Task goal:
Locate each line with the string "JSON" in the listing below and copy it.

Data listing:
.....
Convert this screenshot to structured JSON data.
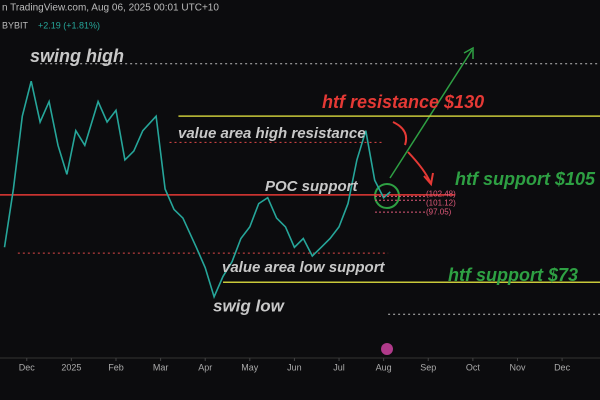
{
  "chart_data": {
    "type": "line",
    "header": "n TradingView.com, Aug 06, 2025 00:01 UTC+10",
    "symbol": "BYBIT",
    "change": "+2.19 (+1.81%)",
    "xlim": [
      -0.6,
      12.85
    ],
    "ylim": [
      47,
      163
    ],
    "xticks": [
      {
        "value": 0,
        "label": "Dec"
      },
      {
        "value": 1,
        "label": "2025"
      },
      {
        "value": 2,
        "label": "Feb"
      },
      {
        "value": 3,
        "label": "Mar"
      },
      {
        "value": 4,
        "label": "Apr"
      },
      {
        "value": 5,
        "label": "May"
      },
      {
        "value": 6,
        "label": "Jun"
      },
      {
        "value": 7,
        "label": "Jul"
      },
      {
        "value": 8,
        "label": "Aug"
      },
      {
        "value": 9,
        "label": "Sep"
      },
      {
        "value": 10,
        "label": "Oct"
      },
      {
        "value": 11,
        "label": "Nov"
      },
      {
        "value": 12,
        "label": "Dec"
      }
    ],
    "series": [
      {
        "name": "BYBIT",
        "color": "#26a69a",
        "x": [
          -0.5,
          -0.3,
          -0.1,
          0.1,
          0.3,
          0.5,
          0.7,
          0.9,
          1.1,
          1.3,
          1.6,
          1.8,
          2.0,
          2.2,
          2.4,
          2.6,
          2.9,
          3.1,
          3.3,
          3.5,
          3.8,
          4.0,
          4.2,
          4.4,
          4.6,
          4.8,
          5.0,
          5.2,
          5.4,
          5.6,
          5.8,
          6.0,
          6.2,
          6.4,
          6.6,
          6.8,
          7.0,
          7.2,
          7.4,
          7.6,
          7.8,
          8.0,
          8.15
        ],
        "values": [
          85,
          105,
          130,
          142,
          128,
          135,
          120,
          110,
          125,
          120,
          135,
          128,
          132,
          115,
          118,
          125,
          130,
          105,
          98,
          95,
          85,
          78,
          68,
          75,
          80,
          88,
          92,
          100,
          102,
          95,
          92,
          85,
          88,
          82,
          85,
          88,
          92,
          100,
          115,
          125,
          108,
          102,
          104
        ]
      }
    ],
    "levels": [
      {
        "value": 148,
        "color": "#bbbbbb",
        "style": "dotted",
        "from": 0.3,
        "to": 12.85
      },
      {
        "value": 130,
        "color": "#c9c93a",
        "style": "solid",
        "from": 3.4,
        "to": 12.85
      },
      {
        "value": 121,
        "color": "#e04848",
        "style": "dotted",
        "from": 3.2,
        "to": 8.0
      },
      {
        "value": 103,
        "color": "#e53935",
        "style": "solid",
        "from": -0.6,
        "to": 9.6
      },
      {
        "value": 83,
        "color": "#e04848",
        "style": "dotted",
        "from": -0.2,
        "to": 8.1
      },
      {
        "value": 73,
        "color": "#c9c93a",
        "style": "solid",
        "from": 4.4,
        "to": 12.85
      },
      {
        "value": 62,
        "color": "#bbbbbb",
        "style": "dotted",
        "from": 8.1,
        "to": 12.85
      }
    ],
    "targets": {
      "values": [
        102.48,
        101.12,
        97.05
      ],
      "value_labels": [
        "(102.48)",
        "(101.12)",
        "(97.05)"
      ],
      "color": "#e05a7a"
    },
    "annotations": [
      {
        "text": "swing high",
        "color": "#c8c8c8"
      },
      {
        "text": "htf resistance $130",
        "color": "#e53935"
      },
      {
        "text": "value area high resistance",
        "color": "#c8c8c8"
      },
      {
        "text": "POC support",
        "color": "#c8c8c8"
      },
      {
        "text": "htf support $105",
        "color": "#2ea043"
      },
      {
        "text": "value area low support",
        "color": "#c8c8c8"
      },
      {
        "text": "htf support $73",
        "color": "#2ea043"
      },
      {
        "text": "swig low",
        "color": "#c8c8c8"
      }
    ]
  }
}
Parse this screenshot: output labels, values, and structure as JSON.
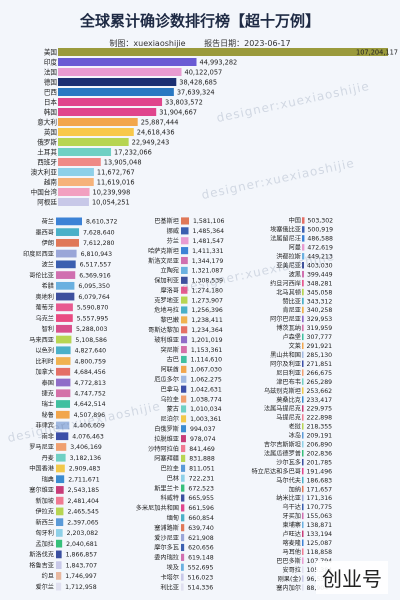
{
  "title": "全球累计确诊数排行榜【超十万例】",
  "producer_label": "制图：xuexiaoshijie",
  "report_label": "报告日期：2023-06-17",
  "watermark": "designer:xuexiaoshijie",
  "brand": "创业号",
  "chart_data": [
    {
      "type": "bar",
      "orientation": "horizontal",
      "xlim": [
        0,
        107204117
      ],
      "categories": [
        "美国",
        "印度",
        "法国",
        "德国",
        "巴西",
        "日本",
        "韩国",
        "意大利",
        "英国",
        "俄罗斯",
        "土耳其",
        "西班牙",
        "澳大利亚",
        "越南",
        "中国台湾",
        "阿根廷"
      ],
      "values": [
        107204117,
        44993282,
        40122057,
        38428685,
        37639324,
        33803572,
        31904667,
        25887444,
        24618436,
        22949243,
        17232066,
        13905048,
        11672767,
        11619016,
        10239998,
        10054251
      ],
      "value_labels": [
        "107,204,117",
        "44,993,282",
        "40,122,057",
        "38,428,685",
        "37,639,324",
        "33,803,572",
        "31,904,667",
        "25,887,444",
        "24,618,436",
        "22,949,243",
        "17,232,066",
        "13,905,048",
        "11,672,767",
        "11,619,016",
        "10,239,998",
        "10,054,251"
      ],
      "colors": [
        "#9a9a3c",
        "#6a5bd4",
        "#e89bd1",
        "#1b2f73",
        "#2a78c2",
        "#e0458c",
        "#e0458c",
        "#f2a64c",
        "#f8c84a",
        "#b7d552",
        "#6fd0c4",
        "#ef8a86",
        "#8ed0e8",
        "#f6b27a",
        "#f2a0c0",
        "#c8c8e8"
      ]
    },
    {
      "type": "bar",
      "orientation": "horizontal",
      "xlim": [
        0,
        8610372
      ],
      "categories": [
        "荷兰",
        "墨西哥",
        "伊朗",
        "印度尼西亚",
        "波兰",
        "哥伦比亚",
        "希腊",
        "奥地利",
        "葡萄牙",
        "乌克兰",
        "智利",
        "马来西亚",
        "以色列",
        "比利时",
        "加拿大",
        "泰国",
        "捷克",
        "瑞士",
        "秘鲁",
        "菲律宾",
        "南非",
        "罗马尼亚",
        "丹麦",
        "中国香港",
        "瑞典",
        "塞尔维亚",
        "新加坡",
        "伊拉克",
        "新西兰",
        "匈牙利",
        "孟加拉",
        "斯洛伐克",
        "格鲁吉亚",
        "约旦",
        "爱尔兰"
      ],
      "values": [
        8610372,
        7628640,
        7612280,
        6810943,
        6517557,
        6369916,
        6095350,
        6079764,
        5590870,
        5557995,
        5288003,
        5108586,
        4827640,
        4800759,
        4684456,
        4772813,
        4747752,
        4642514,
        4507896,
        4406609,
        4076463,
        3406169,
        3182136,
        2909483,
        2711671,
        2543185,
        2481404,
        2465545,
        2397065,
        2203082,
        2040681,
        1866857,
        1843707,
        1746997,
        1712958
      ],
      "value_labels": [
        "8,610,372",
        "7,628,640",
        "7,612,280",
        "6,810,943",
        "6,517,557",
        "6,369,916",
        "6,095,350",
        "6,079,764",
        "5,590,870",
        "5,557,995",
        "5,288,003",
        "5,108,586",
        "4,827,640",
        "4,800,759",
        "4,684,456",
        "4,772,813",
        "4,747,752",
        "4,642,514",
        "4,507,896",
        "4,406,609",
        "4,076,463",
        "3,406,169",
        "3,182,136",
        "2,909,483",
        "2,711,671",
        "2,543,185",
        "2,481,404",
        "2,465,545",
        "2,397,065",
        "2,203,082",
        "2,040,681",
        "1,866,857",
        "1,843,707",
        "1,746,997",
        "1,712,958"
      ],
      "colors": [
        "#3c82d6",
        "#4ab0c8",
        "#e07858",
        "#9aa6d8",
        "#3b5fb0",
        "#d06fb0",
        "#6ab0e0",
        "#3d4f9e",
        "#e85a90",
        "#e94b82",
        "#d8508c",
        "#b7d552",
        "#4ab0c8",
        "#f0b250",
        "#e46f66",
        "#8f6cc8",
        "#d470a8",
        "#40c0a0",
        "#f2a64c",
        "#a0b8e0",
        "#3c4fa8",
        "#f0a070",
        "#6fd0c4",
        "#f2c84a",
        "#3a8bd0",
        "#c83c78",
        "#f07a92",
        "#b7d552",
        "#5a9ad8",
        "#8ed0e8",
        "#36c07a",
        "#3a4fa0",
        "#c8c8e8",
        "#e8b8a0",
        "#e0e0f0"
      ]
    },
    {
      "type": "bar",
      "orientation": "horizontal",
      "xlim": [
        0,
        1581106
      ],
      "categories": [
        "巴基斯坦",
        "挪威",
        "芬兰",
        "哈萨克斯坦",
        "斯洛文尼亚",
        "立陶宛",
        "保加利亚",
        "摩洛哥",
        "克罗地亚",
        "危地马拉",
        "黎巴嫩",
        "哥斯达黎加",
        "玻利维亚",
        "突尼斯",
        "古巴",
        "阿联酋",
        "厄瓜多尔",
        "巴拿马",
        "乌拉圭",
        "蒙古",
        "尼泊尔",
        "白俄罗斯",
        "拉脱维亚",
        "沙特阿拉伯",
        "阿塞拜疆",
        "巴拉圭",
        "巴林",
        "斯里兰卡",
        "科威特",
        "多米尼加共和国",
        "缅甸",
        "塞浦路斯",
        "爱沙尼亚",
        "摩尔多瓦",
        "委内瑞拉",
        "埃及",
        "卡塔尔",
        "利比亚"
      ],
      "values": [
        1581106,
        1485364,
        1481547,
        1411331,
        1344179,
        1321087,
        1308539,
        1274180,
        1273907,
        1256396,
        1238411,
        1234364,
        1201019,
        1153361,
        1114610,
        1067030,
        1062275,
        1042631,
        1038774,
        1010034,
        1003361,
        994037,
        978074,
        841469,
        831888,
        811051,
        722231,
        672523,
        665955,
        661596,
        660854,
        639740,
        621908,
        620656,
        619148,
        552695,
        516023,
        514336
      ],
      "value_labels": [
        "1,581,106",
        "1,485,364",
        "1,481,547",
        "1,411,331",
        "1,344,179",
        "1,321,087",
        "1,308,539",
        "1,274,180",
        "1,273,907",
        "1,256,396",
        "1,238,411",
        "1,234,364",
        "1,201,019",
        "1,153,361",
        "1,114,610",
        "1,067,030",
        "1,062,275",
        "1,042,631",
        "1,038,774",
        "1,010,034",
        "1,003,361",
        "994,037",
        "978,074",
        "841,469",
        "831,888",
        "811,051",
        "722,231",
        "672,523",
        "665,955",
        "661,596",
        "660,854",
        "639,740",
        "621,908",
        "620,656",
        "619,148",
        "552,695",
        "516,023",
        "514,336"
      ],
      "colors": [
        "#e07858",
        "#3b5fb0",
        "#e89bd1",
        "#3c82d6",
        "#d06fb0",
        "#6ab0e0",
        "#3d4f9e",
        "#e85a90",
        "#b7d552",
        "#4ab0c8",
        "#f0b250",
        "#e46f66",
        "#8f6cc8",
        "#d470a8",
        "#40c0a0",
        "#f2a64c",
        "#a0b8e0",
        "#3c4fa8",
        "#f0a070",
        "#6fd0c4",
        "#f2c84a",
        "#3a8bd0",
        "#c83c78",
        "#f07a92",
        "#b7d552",
        "#5a9ad8",
        "#8ed0e8",
        "#36c07a",
        "#3a4fa0",
        "#e0458c",
        "#4ab0c8",
        "#e07858",
        "#9aa6d8",
        "#3b5fb0",
        "#d06fb0",
        "#6ab0e0",
        "#c8c8e8",
        "#e0e0f0"
      ]
    },
    {
      "type": "bar",
      "orientation": "horizontal",
      "xlim": [
        0,
        503302
      ],
      "categories": [
        "中国",
        "埃塞俄比亚",
        "法属留尼汪",
        "阿曼",
        "洪都拉斯",
        "亚美尼亚",
        "波黑",
        "约旦河西岸",
        "北马其顿",
        "赞比亚",
        "肯尼亚",
        "阿尔巴尼亚",
        "博茨瓦纳",
        "卢森堡",
        "文莱",
        "黑山共和国",
        "阿尔及利亚",
        "尼日利亚",
        "津巴布韦",
        "乌兹别克斯坦",
        "莫桑比克",
        "法属马提尼克",
        "马提尼克",
        "老挝",
        "冰岛",
        "吉尔吉斯斯坦",
        "法属瓜德罗普",
        "沙尔瓦多",
        "特立尼达和多巴哥",
        "马尔代夫",
        "加纳",
        "纳米比亚",
        "乌干达",
        "牙买加",
        "柬埔寨",
        "卢旺达",
        "喀麦隆",
        "马耳他",
        "巴巴多斯",
        "安哥拉",
        "刚果(金)",
        "塞内加尔"
      ],
      "values": [
        503302,
        500919,
        486588,
        472619,
        449213,
        403030,
        399449,
        348281,
        345058,
        343312,
        340258,
        329953,
        319959,
        307777,
        291921,
        285130,
        271851,
        266675,
        265289,
        253662,
        233417,
        229975,
        222898,
        218355,
        209191,
        206890,
        202836,
        201785,
        191496,
        186683,
        171657,
        171316,
        170775,
        155063,
        138871,
        133194,
        125087,
        118858,
        107794,
        105384,
        96556,
        88904
      ],
      "value_labels": [
        "503,302",
        "500,919",
        "486,588",
        "472,619",
        "449,213",
        "403,030",
        "399,449",
        "348,281",
        "345,058",
        "343,312",
        "340,258",
        "329,953",
        "319,959",
        "307,777",
        "291,921",
        "285,130",
        "271,851",
        "266,675",
        "265,289",
        "253,662",
        "233,417",
        "229,975",
        "222,898",
        "218,355",
        "209,191",
        "206,890",
        "202,836",
        "201,785",
        "191,496",
        "186,683",
        "171,657",
        "171,316",
        "170,775",
        "155,063",
        "138,871",
        "133,194",
        "125,087",
        "118,858",
        "107,794",
        "105,384",
        "96,556",
        "88,904"
      ],
      "colors": [
        "#e46f66",
        "#3b5fb0",
        "#3c82d6",
        "#e89bd1",
        "#6ab0e0",
        "#3d4f9e",
        "#d06fb0",
        "#e85a90",
        "#b7d552",
        "#4ab0c8",
        "#f0b250",
        "#8f6cc8",
        "#d470a8",
        "#40c0a0",
        "#f2a64c",
        "#a0b8e0",
        "#3c4fa8",
        "#f0a070",
        "#6fd0c4",
        "#f2c84a",
        "#3a8bd0",
        "#c83c78",
        "#f07a92",
        "#b7d552",
        "#5a9ad8",
        "#8ed0e8",
        "#36c07a",
        "#3a4fa0",
        "#e0458c",
        "#4ab0c8",
        "#e07858",
        "#9aa6d8",
        "#3b5fb0",
        "#d06fb0",
        "#6ab0e0",
        "#c83c78",
        "#3c82d6",
        "#f07a92",
        "#e89bd1",
        "#e0e0f0",
        "#c8c8e8",
        "#e0e0f0"
      ]
    }
  ]
}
.....
Written solution:
Convert this screenshot to structured JSON data.
Parse this screenshot: output labels, values, and structure as JSON.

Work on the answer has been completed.